Count up the lines in the following listing that hold the word "Ctrl", then give only that count.

### Supplied material
.....

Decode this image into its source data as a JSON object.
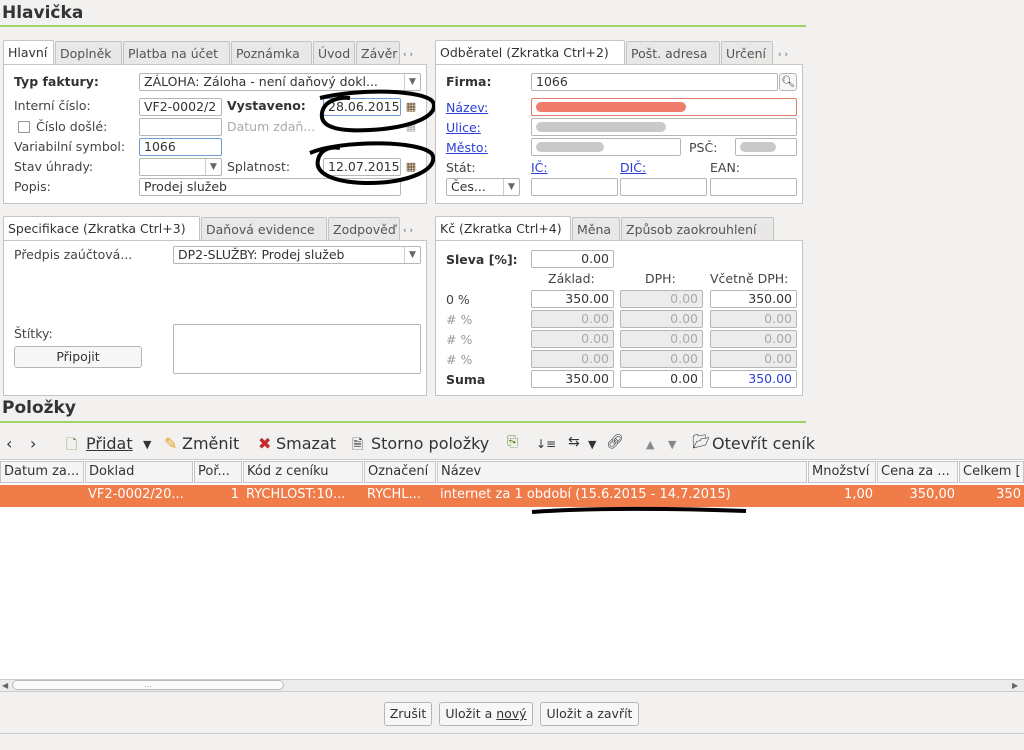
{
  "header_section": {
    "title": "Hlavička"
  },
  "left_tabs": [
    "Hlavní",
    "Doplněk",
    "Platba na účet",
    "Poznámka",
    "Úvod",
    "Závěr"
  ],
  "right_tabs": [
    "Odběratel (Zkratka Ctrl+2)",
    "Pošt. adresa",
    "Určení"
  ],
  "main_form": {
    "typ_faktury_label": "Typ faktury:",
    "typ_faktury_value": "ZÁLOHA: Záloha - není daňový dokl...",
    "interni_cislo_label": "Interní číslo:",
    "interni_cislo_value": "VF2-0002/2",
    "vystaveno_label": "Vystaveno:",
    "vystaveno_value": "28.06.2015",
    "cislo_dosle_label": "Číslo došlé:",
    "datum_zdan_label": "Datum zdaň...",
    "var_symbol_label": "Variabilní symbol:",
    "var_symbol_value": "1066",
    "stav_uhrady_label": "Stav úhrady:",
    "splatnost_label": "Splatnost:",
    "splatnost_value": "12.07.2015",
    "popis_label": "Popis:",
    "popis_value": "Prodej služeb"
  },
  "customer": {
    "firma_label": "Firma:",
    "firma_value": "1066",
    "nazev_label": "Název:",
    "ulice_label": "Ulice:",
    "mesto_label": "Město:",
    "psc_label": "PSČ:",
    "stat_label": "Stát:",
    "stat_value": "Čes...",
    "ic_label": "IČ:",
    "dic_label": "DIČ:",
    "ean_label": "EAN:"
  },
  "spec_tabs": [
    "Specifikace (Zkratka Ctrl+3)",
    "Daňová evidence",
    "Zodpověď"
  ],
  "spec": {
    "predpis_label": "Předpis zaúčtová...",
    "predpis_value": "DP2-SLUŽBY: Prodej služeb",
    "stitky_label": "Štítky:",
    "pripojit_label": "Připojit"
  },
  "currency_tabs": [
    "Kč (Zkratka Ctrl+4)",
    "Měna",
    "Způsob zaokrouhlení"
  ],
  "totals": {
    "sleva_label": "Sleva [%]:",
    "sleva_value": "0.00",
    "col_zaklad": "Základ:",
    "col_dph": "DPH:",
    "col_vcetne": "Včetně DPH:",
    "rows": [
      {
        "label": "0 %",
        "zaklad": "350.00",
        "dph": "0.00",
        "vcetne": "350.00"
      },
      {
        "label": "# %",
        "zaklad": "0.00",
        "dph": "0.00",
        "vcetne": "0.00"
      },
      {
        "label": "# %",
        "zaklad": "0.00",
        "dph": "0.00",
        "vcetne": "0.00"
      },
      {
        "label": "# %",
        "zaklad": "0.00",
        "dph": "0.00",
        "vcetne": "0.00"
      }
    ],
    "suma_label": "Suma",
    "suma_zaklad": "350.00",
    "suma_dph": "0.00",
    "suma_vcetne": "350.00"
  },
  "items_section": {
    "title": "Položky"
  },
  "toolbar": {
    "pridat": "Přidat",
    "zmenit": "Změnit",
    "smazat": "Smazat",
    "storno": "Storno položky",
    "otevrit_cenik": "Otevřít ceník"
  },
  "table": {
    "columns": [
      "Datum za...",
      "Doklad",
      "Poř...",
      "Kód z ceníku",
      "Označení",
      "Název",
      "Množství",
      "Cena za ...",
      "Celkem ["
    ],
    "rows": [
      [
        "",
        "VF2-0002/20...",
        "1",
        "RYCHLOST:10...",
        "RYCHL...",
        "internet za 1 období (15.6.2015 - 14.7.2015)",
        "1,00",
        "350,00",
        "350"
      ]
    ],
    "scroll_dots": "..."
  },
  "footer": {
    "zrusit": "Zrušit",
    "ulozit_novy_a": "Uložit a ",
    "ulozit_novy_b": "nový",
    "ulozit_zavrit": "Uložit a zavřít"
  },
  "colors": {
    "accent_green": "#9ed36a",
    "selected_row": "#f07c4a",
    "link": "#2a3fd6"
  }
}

.....

### Task solution
3